__TASK INPUT__
::::::
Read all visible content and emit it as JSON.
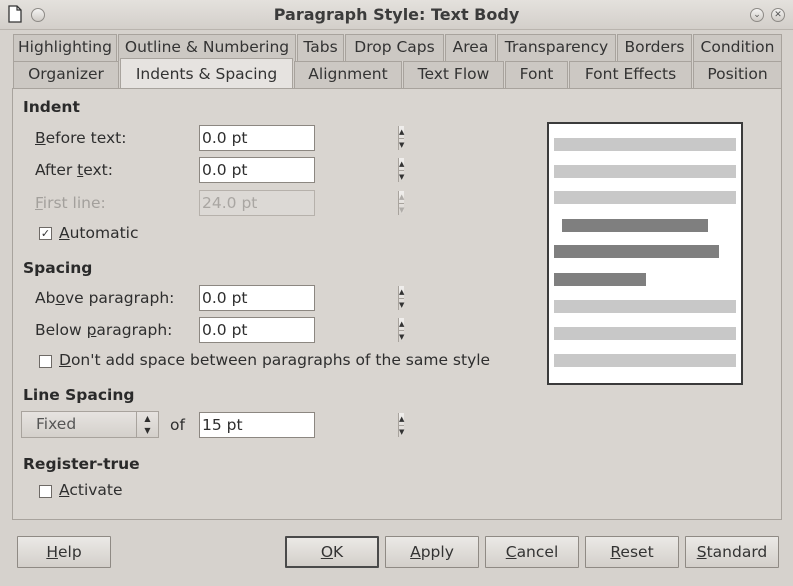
{
  "window": {
    "title": "Paragraph Style: Text Body",
    "minimize_glyph": "⌄",
    "close_glyph": "✕"
  },
  "tabs_row1": [
    "Highlighting",
    "Outline & Numbering",
    "Tabs",
    "Drop Caps",
    "Area",
    "Transparency",
    "Borders",
    "Condition"
  ],
  "tabs_row2": [
    "Organizer",
    "Indents & Spacing",
    "Alignment",
    "Text Flow",
    "Font",
    "Font Effects",
    "Position"
  ],
  "active_tab": "Indents & Spacing",
  "indent": {
    "title": "Indent",
    "before_text": {
      "mnemonic": "B",
      "rest": "efore text:",
      "value": "0.0 pt"
    },
    "after_text": {
      "before": "After ",
      "mnemonic": "t",
      "rest": "ext:",
      "value": "0.0 pt"
    },
    "first_line": {
      "mnemonic": "F",
      "rest": "irst line:",
      "value": "24.0 pt",
      "disabled": true
    },
    "automatic": {
      "mnemonic": "A",
      "rest": "utomatic",
      "checked": true
    }
  },
  "spacing": {
    "title": "Spacing",
    "above_paragraph": {
      "before": "Ab",
      "mnemonic": "o",
      "rest": "ve paragraph:",
      "value": "0.0 pt"
    },
    "below_paragraph": {
      "before": "Below ",
      "mnemonic": "p",
      "rest": "aragraph:",
      "value": "0.0 pt"
    },
    "dont_add_space": {
      "mnemonic": "D",
      "rest": "on't add space between paragraphs of the same style",
      "checked": false
    }
  },
  "line_spacing": {
    "title": "Line Spacing",
    "selected": "Fixed",
    "of_label": "of",
    "value": "15 pt"
  },
  "register_true": {
    "title": "Register-true",
    "activate": {
      "mnemonic": "A",
      "rest": "ctivate",
      "checked": false
    }
  },
  "buttons": {
    "help": {
      "mnemonic": "H",
      "rest": "elp"
    },
    "ok": {
      "mnemonic": "O",
      "rest": "K"
    },
    "apply": {
      "mnemonic": "A",
      "rest": "pply"
    },
    "cancel": {
      "mnemonic": "C",
      "rest": "ancel"
    },
    "reset": {
      "mnemonic": "R",
      "rest": "eset"
    },
    "standard": {
      "mnemonic": "S",
      "rest": "tandard"
    }
  },
  "colors": {
    "preview_light_line": "#c8c8c8",
    "preview_dark_line": "#7f7f7f"
  }
}
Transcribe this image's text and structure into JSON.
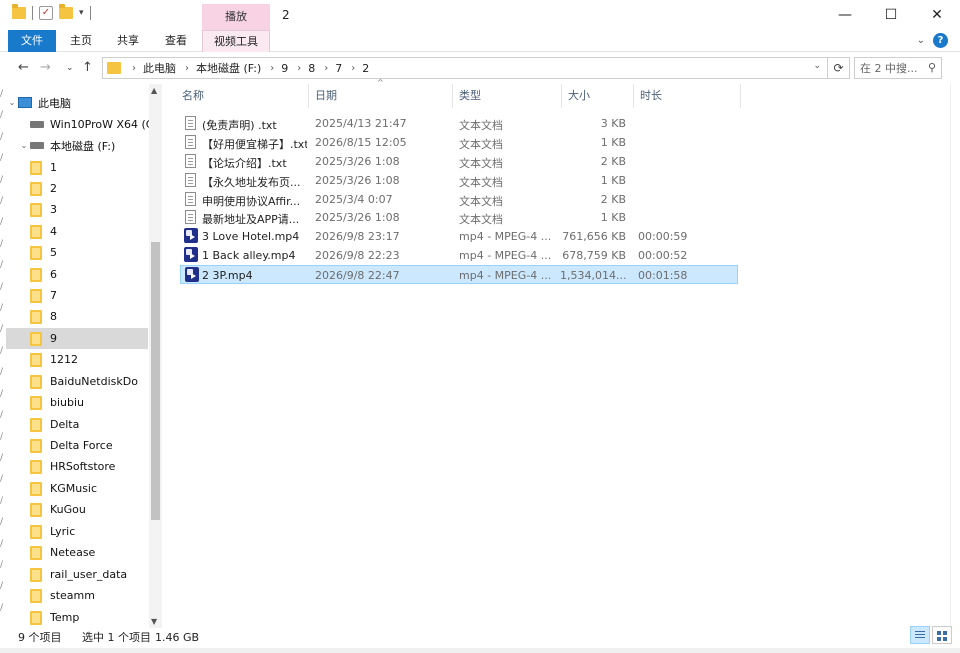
::::::
__EXERCISE DIRECTIONS__
Transcribe every line in the entries above, taking out only the images.

__EXERCISE RESULT__
Read all visible content and emit it as JSON.
{
  "window": {
    "title": "Paragraph Style: Text Body",
    "minimize_glyph": "⌄",
    "close_glyph": "✕"
  },
  "tabs_row1": [
    "Highlighting",
    "Outline & Numbering",
    "Tabs",
    "Drop Caps",
    "Area",
    "Transparency",
    "Borders",
    "Condition"
  ],
  "tabs_row2": [
    "Organizer",
    "Indents & Spacing",
    "Alignment",
    "Text Flow",
    "Font",
    "Font Effects",
    "Position"
  ],
  "active_tab": "Indents & Spacing",
  "indent": {
    "title": "Indent",
    "before_text": {
      "mnemonic": "B",
      "rest": "efore text:",
      "value": "0.0 pt"
    },
    "after_text": {
      "before": "After ",
      "mnemonic": "t",
      "rest": "ext:",
      "value": "0.0 pt"
    },
    "first_line": {
      "mnemonic": "F",
      "rest": "irst line:",
      "value": "24.0 pt",
      "disabled": true
    },
    "automatic": {
      "mnemonic": "A",
      "rest": "utomatic",
      "checked": true
    }
  },
  "spacing": {
    "title": "Spacing",
    "above_paragraph": {
      "before": "Ab",
      "mnemonic": "o",
      "rest": "ve paragraph:",
      "value": "0.0 pt"
    },
    "below_paragraph": {
      "before": "Below ",
      "mnemonic": "p",
      "rest": "aragraph:",
      "value": "0.0 pt"
    },
    "dont_add_space": {
      "mnemonic": "D",
      "rest": "on't add space between paragraphs of the same style",
      "checked": false
    }
  },
  "line_spacing": {
    "title": "Line Spacing",
    "selected": "Fixed",
    "of_label": "of",
    "value": "15 pt"
  },
  "register_true": {
    "title": "Register-true",
    "activate": {
      "mnemonic": "A",
      "rest": "ctivate",
      "checked": false
    }
  },
  "buttons": {
    "help": {
      "mnemonic": "H",
      "rest": "elp"
    },
    "ok": {
      "mnemonic": "O",
      "rest": "K"
    },
    "apply": {
      "mnemonic": "A",
      "rest": "pply"
    },
    "cancel": {
      "mnemonic": "C",
      "rest": "ancel"
    },
    "reset": {
      "mnemonic": "R",
      "rest": "eset"
    },
    "standard": {
      "mnemonic": "S",
      "rest": "tandard"
    }
  },
  "colors": {
    "preview_light_line": "#c8c8c8",
    "preview_dark_line": "#7f7f7f"
  }
}
Transcribe this image's text and structure into JSON.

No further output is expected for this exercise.